▸ **Goal**
Set each entry down verbatim, omitting images.

▸ **Task data**
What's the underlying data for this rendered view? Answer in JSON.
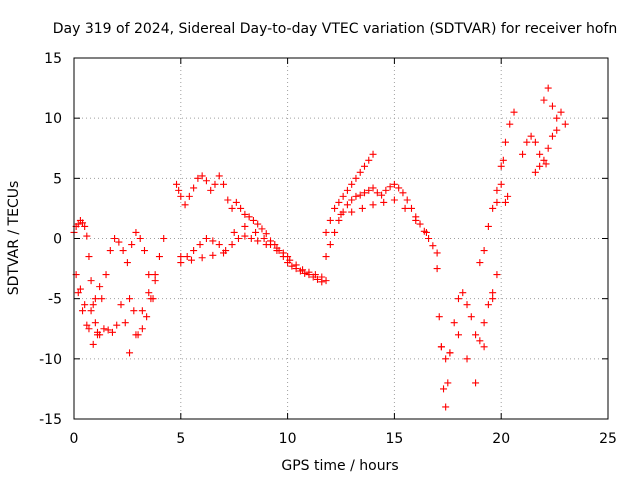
{
  "chart_data": {
    "type": "scatter",
    "title": "Day 319 of 2024, Sidereal Day-to-day VTEC variation (SDTVAR) for receiver hofn",
    "xlabel": "GPS time / hours",
    "ylabel": "SDTVAR / TECUs",
    "xlim": [
      0,
      25
    ],
    "ylim": [
      -15,
      15
    ],
    "xticks": [
      0,
      5,
      10,
      15,
      20,
      25
    ],
    "yticks": [
      -15,
      -10,
      -5,
      0,
      5,
      10,
      15
    ],
    "grid": true,
    "marker": "+",
    "color": "#ff0000",
    "series": [
      {
        "name": "SDTVAR",
        "x": [
          0.0,
          0.1,
          0.2,
          0.3,
          0.4,
          0.5,
          0.6,
          0.7,
          0.8,
          0.9,
          1.0,
          1.1,
          1.2,
          1.4,
          1.6,
          1.8,
          2.0,
          2.2,
          2.4,
          2.6,
          2.8,
          3.0,
          3.2,
          3.4,
          3.6,
          3.8,
          4.0,
          4.2,
          0.1,
          0.3,
          0.5,
          0.7,
          0.9,
          1.1,
          1.3,
          1.5,
          1.7,
          1.9,
          2.1,
          2.3,
          2.5,
          2.7,
          2.9,
          3.1,
          3.3,
          3.5,
          3.7,
          0.2,
          0.4,
          0.6,
          0.8,
          1.0,
          1.2,
          2.6,
          2.9,
          3.2,
          3.5,
          3.8,
          4.8,
          4.9,
          5.0,
          5.2,
          5.4,
          5.6,
          5.8,
          6.0,
          6.2,
          6.4,
          6.6,
          6.8,
          7.0,
          7.2,
          7.4,
          7.6,
          7.8,
          8.0,
          8.2,
          8.4,
          8.6,
          8.8,
          9.0,
          9.2,
          9.4,
          9.6,
          9.8,
          10.0,
          10.2,
          10.4,
          10.6,
          10.8,
          11.0,
          11.2,
          11.4,
          11.6,
          11.8,
          5.0,
          5.3,
          5.6,
          5.9,
          6.2,
          6.5,
          6.8,
          7.1,
          7.4,
          7.7,
          8.0,
          8.3,
          8.6,
          8.9,
          9.2,
          9.5,
          9.8,
          10.1,
          10.4,
          10.7,
          11.0,
          11.3,
          11.6,
          5.0,
          5.5,
          6.0,
          6.5,
          7.0,
          7.5,
          8.0,
          8.5,
          9.0,
          9.5,
          10.0,
          11.8,
          12.0,
          12.2,
          12.4,
          12.6,
          12.8,
          13.0,
          13.2,
          13.4,
          13.6,
          13.8,
          14.0,
          14.2,
          14.4,
          14.6,
          14.8,
          15.0,
          15.2,
          15.4,
          15.6,
          15.8,
          16.0,
          16.2,
          16.4,
          16.6,
          16.8,
          17.0,
          11.8,
          12.0,
          12.2,
          12.4,
          12.6,
          12.8,
          13.0,
          13.2,
          13.4,
          13.6,
          13.8,
          14.0,
          12.5,
          13.0,
          13.5,
          14.0,
          14.5,
          15.0,
          15.5,
          16.0,
          16.5,
          17.0,
          17.1,
          17.2,
          17.3,
          17.4,
          17.5,
          17.6,
          17.8,
          18.0,
          18.2,
          18.4,
          18.6,
          18.8,
          19.0,
          19.2,
          19.4,
          19.6,
          19.8,
          17.2,
          17.4,
          17.6,
          18.0,
          18.4,
          18.8,
          19.2,
          19.6,
          19.0,
          19.2,
          19.4,
          19.6,
          19.8,
          20.0,
          20.2,
          20.4,
          20.6,
          19.8,
          20.0,
          20.1,
          20.2,
          20.3,
          21.0,
          21.2,
          21.4,
          21.6,
          21.8,
          22.0,
          22.2,
          22.4,
          22.6,
          22.8,
          23.0,
          22.0,
          22.2,
          22.4,
          22.6,
          21.6,
          21.8,
          22.1
        ],
        "y": [
          0.5,
          1.0,
          1.2,
          1.5,
          1.3,
          1.0,
          0.2,
          -1.5,
          -3.5,
          -5.5,
          -7.0,
          -7.8,
          -8.0,
          -7.5,
          -7.6,
          -7.8,
          -7.2,
          -5.5,
          -7.0,
          -5.0,
          -6.0,
          -8.0,
          -7.5,
          -6.5,
          -5.0,
          -3.5,
          -1.5,
          0.0,
          -3.0,
          -4.2,
          -5.5,
          -7.5,
          -8.8,
          -8.0,
          -5.0,
          -3.0,
          -1.0,
          0.0,
          -0.3,
          -1.0,
          -2.0,
          -0.5,
          0.5,
          0.0,
          -1.0,
          -3.0,
          -5.0,
          -4.5,
          -6.0,
          -7.2,
          -6.0,
          -5.0,
          -4.0,
          -9.5,
          -8.0,
          -6.0,
          -4.5,
          -3.0,
          4.5,
          4.0,
          3.5,
          2.8,
          3.5,
          4.2,
          5.0,
          5.2,
          4.8,
          4.0,
          4.5,
          5.2,
          4.5,
          3.2,
          2.5,
          3.0,
          2.5,
          2.0,
          1.8,
          1.5,
          1.2,
          0.8,
          0.4,
          -0.2,
          -0.5,
          -1.0,
          -1.5,
          -2.0,
          -2.3,
          -2.5,
          -2.7,
          -2.9,
          -3.0,
          -3.2,
          -3.4,
          -3.6,
          -3.5,
          -2.0,
          -1.5,
          -1.0,
          -0.5,
          0.0,
          -0.2,
          -0.5,
          -1.0,
          -0.5,
          0.0,
          0.2,
          0.0,
          -0.2,
          0.0,
          -0.5,
          -0.8,
          -1.2,
          -1.8,
          -2.2,
          -2.6,
          -2.8,
          -3.0,
          -3.2,
          -1.5,
          -1.8,
          -1.6,
          -1.4,
          -1.2,
          0.5,
          1.0,
          0.5,
          -0.5,
          -1.0,
          -1.5,
          -1.5,
          -0.5,
          0.5,
          1.5,
          2.2,
          2.8,
          3.2,
          3.5,
          3.6,
          3.8,
          4.0,
          4.2,
          3.8,
          3.6,
          4.0,
          4.3,
          4.5,
          4.2,
          3.8,
          3.2,
          2.5,
          1.8,
          1.2,
          0.6,
          0.0,
          -0.6,
          -1.2,
          0.5,
          1.5,
          2.5,
          3.0,
          3.5,
          4.0,
          4.5,
          5.0,
          5.5,
          6.0,
          6.5,
          7.0,
          2.0,
          2.2,
          2.5,
          2.8,
          3.0,
          3.2,
          2.5,
          1.5,
          0.5,
          -2.5,
          -6.5,
          -9.0,
          -12.5,
          -14.0,
          -12.0,
          -9.5,
          -7.0,
          -5.0,
          -4.5,
          -5.5,
          -6.5,
          -8.0,
          -8.5,
          -7.0,
          -5.5,
          -4.5,
          -3.0,
          -9.0,
          -10.0,
          -9.5,
          -8.0,
          -10.0,
          -12.0,
          -9.0,
          -5.0,
          -2.0,
          -1.0,
          1.0,
          2.5,
          4.0,
          6.0,
          8.0,
          9.5,
          10.5,
          3.0,
          4.5,
          6.5,
          3.0,
          3.5,
          7.0,
          8.0,
          8.5,
          8.0,
          7.0,
          6.5,
          7.5,
          8.5,
          9.0,
          10.5,
          9.5,
          11.5,
          12.5,
          11.0,
          10.0,
          5.5,
          6.0,
          6.2
        ]
      }
    ]
  }
}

▸ **Result of the exercise**
What's the underlying data for this rendered view? Answer in JSON.
{
  "chart_data": {
    "type": "scatter",
    "title": "Day 319 of 2024, Sidereal Day-to-day VTEC variation (SDTVAR) for receiver hofn",
    "xlabel": "GPS time / hours",
    "ylabel": "SDTVAR / TECUs",
    "xlim": [
      0,
      25
    ],
    "ylim": [
      -15,
      15
    ],
    "xticks": [
      0,
      5,
      10,
      15,
      20,
      25
    ],
    "yticks": [
      -15,
      -10,
      -5,
      0,
      5,
      10,
      15
    ],
    "grid": true,
    "marker": "+",
    "color": "#ff0000",
    "series": [
      {
        "name": "SDTVAR",
        "x": [
          0.0,
          0.1,
          0.2,
          0.3,
          0.4,
          0.5,
          0.6,
          0.7,
          0.8,
          0.9,
          1.0,
          1.1,
          1.2,
          1.4,
          1.6,
          1.8,
          2.0,
          2.2,
          2.4,
          2.6,
          2.8,
          3.0,
          3.2,
          3.4,
          3.6,
          3.8,
          4.0,
          4.2,
          0.1,
          0.3,
          0.5,
          0.7,
          0.9,
          1.1,
          1.3,
          1.5,
          1.7,
          1.9,
          2.1,
          2.3,
          2.5,
          2.7,
          2.9,
          3.1,
          3.3,
          3.5,
          3.7,
          0.2,
          0.4,
          0.6,
          0.8,
          1.0,
          1.2,
          2.6,
          2.9,
          3.2,
          3.5,
          3.8,
          4.8,
          4.9,
          5.0,
          5.2,
          5.4,
          5.6,
          5.8,
          6.0,
          6.2,
          6.4,
          6.6,
          6.8,
          7.0,
          7.2,
          7.4,
          7.6,
          7.8,
          8.0,
          8.2,
          8.4,
          8.6,
          8.8,
          9.0,
          9.2,
          9.4,
          9.6,
          9.8,
          10.0,
          10.2,
          10.4,
          10.6,
          10.8,
          11.0,
          11.2,
          11.4,
          11.6,
          11.8,
          5.0,
          5.3,
          5.6,
          5.9,
          6.2,
          6.5,
          6.8,
          7.1,
          7.4,
          7.7,
          8.0,
          8.3,
          8.6,
          8.9,
          9.2,
          9.5,
          9.8,
          10.1,
          10.4,
          10.7,
          11.0,
          11.3,
          11.6,
          5.0,
          5.5,
          6.0,
          6.5,
          7.0,
          7.5,
          8.0,
          8.5,
          9.0,
          9.5,
          10.0,
          11.8,
          12.0,
          12.2,
          12.4,
          12.6,
          12.8,
          13.0,
          13.2,
          13.4,
          13.6,
          13.8,
          14.0,
          14.2,
          14.4,
          14.6,
          14.8,
          15.0,
          15.2,
          15.4,
          15.6,
          15.8,
          16.0,
          16.2,
          16.4,
          16.6,
          16.8,
          17.0,
          11.8,
          12.0,
          12.2,
          12.4,
          12.6,
          12.8,
          13.0,
          13.2,
          13.4,
          13.6,
          13.8,
          14.0,
          12.5,
          13.0,
          13.5,
          14.0,
          14.5,
          15.0,
          15.5,
          16.0,
          16.5,
          17.0,
          17.1,
          17.2,
          17.3,
          17.4,
          17.5,
          17.6,
          17.8,
          18.0,
          18.2,
          18.4,
          18.6,
          18.8,
          19.0,
          19.2,
          19.4,
          19.6,
          19.8,
          17.2,
          17.4,
          17.6,
          18.0,
          18.4,
          18.8,
          19.2,
          19.6,
          19.0,
          19.2,
          19.4,
          19.6,
          19.8,
          20.0,
          20.2,
          20.4,
          20.6,
          19.8,
          20.0,
          20.1,
          20.2,
          20.3,
          21.0,
          21.2,
          21.4,
          21.6,
          21.8,
          22.0,
          22.2,
          22.4,
          22.6,
          22.8,
          23.0,
          22.0,
          22.2,
          22.4,
          22.6,
          21.6,
          21.8,
          22.1
        ],
        "y": [
          0.5,
          1.0,
          1.2,
          1.5,
          1.3,
          1.0,
          0.2,
          -1.5,
          -3.5,
          -5.5,
          -7.0,
          -7.8,
          -8.0,
          -7.5,
          -7.6,
          -7.8,
          -7.2,
          -5.5,
          -7.0,
          -5.0,
          -6.0,
          -8.0,
          -7.5,
          -6.5,
          -5.0,
          -3.5,
          -1.5,
          0.0,
          -3.0,
          -4.2,
          -5.5,
          -7.5,
          -8.8,
          -8.0,
          -5.0,
          -3.0,
          -1.0,
          0.0,
          -0.3,
          -1.0,
          -2.0,
          -0.5,
          0.5,
          0.0,
          -1.0,
          -3.0,
          -5.0,
          -4.5,
          -6.0,
          -7.2,
          -6.0,
          -5.0,
          -4.0,
          -9.5,
          -8.0,
          -6.0,
          -4.5,
          -3.0,
          4.5,
          4.0,
          3.5,
          2.8,
          3.5,
          4.2,
          5.0,
          5.2,
          4.8,
          4.0,
          4.5,
          5.2,
          4.5,
          3.2,
          2.5,
          3.0,
          2.5,
          2.0,
          1.8,
          1.5,
          1.2,
          0.8,
          0.4,
          -0.2,
          -0.5,
          -1.0,
          -1.5,
          -2.0,
          -2.3,
          -2.5,
          -2.7,
          -2.9,
          -3.0,
          -3.2,
          -3.4,
          -3.6,
          -3.5,
          -2.0,
          -1.5,
          -1.0,
          -0.5,
          0.0,
          -0.2,
          -0.5,
          -1.0,
          -0.5,
          0.0,
          0.2,
          0.0,
          -0.2,
          0.0,
          -0.5,
          -0.8,
          -1.2,
          -1.8,
          -2.2,
          -2.6,
          -2.8,
          -3.0,
          -3.2,
          -1.5,
          -1.8,
          -1.6,
          -1.4,
          -1.2,
          0.5,
          1.0,
          0.5,
          -0.5,
          -1.0,
          -1.5,
          -1.5,
          -0.5,
          0.5,
          1.5,
          2.2,
          2.8,
          3.2,
          3.5,
          3.6,
          3.8,
          4.0,
          4.2,
          3.8,
          3.6,
          4.0,
          4.3,
          4.5,
          4.2,
          3.8,
          3.2,
          2.5,
          1.8,
          1.2,
          0.6,
          0.0,
          -0.6,
          -1.2,
          0.5,
          1.5,
          2.5,
          3.0,
          3.5,
          4.0,
          4.5,
          5.0,
          5.5,
          6.0,
          6.5,
          7.0,
          2.0,
          2.2,
          2.5,
          2.8,
          3.0,
          3.2,
          2.5,
          1.5,
          0.5,
          -2.5,
          -6.5,
          -9.0,
          -12.5,
          -14.0,
          -12.0,
          -9.5,
          -7.0,
          -5.0,
          -4.5,
          -5.5,
          -6.5,
          -8.0,
          -8.5,
          -7.0,
          -5.5,
          -4.5,
          -3.0,
          -9.0,
          -10.0,
          -9.5,
          -8.0,
          -10.0,
          -12.0,
          -9.0,
          -5.0,
          -2.0,
          -1.0,
          1.0,
          2.5,
          4.0,
          6.0,
          8.0,
          9.5,
          10.5,
          3.0,
          4.5,
          6.5,
          3.0,
          3.5,
          7.0,
          8.0,
          8.5,
          8.0,
          7.0,
          6.5,
          7.5,
          8.5,
          9.0,
          10.5,
          9.5,
          11.5,
          12.5,
          11.0,
          10.0,
          5.5,
          6.0,
          6.2
        ]
      }
    ]
  }
}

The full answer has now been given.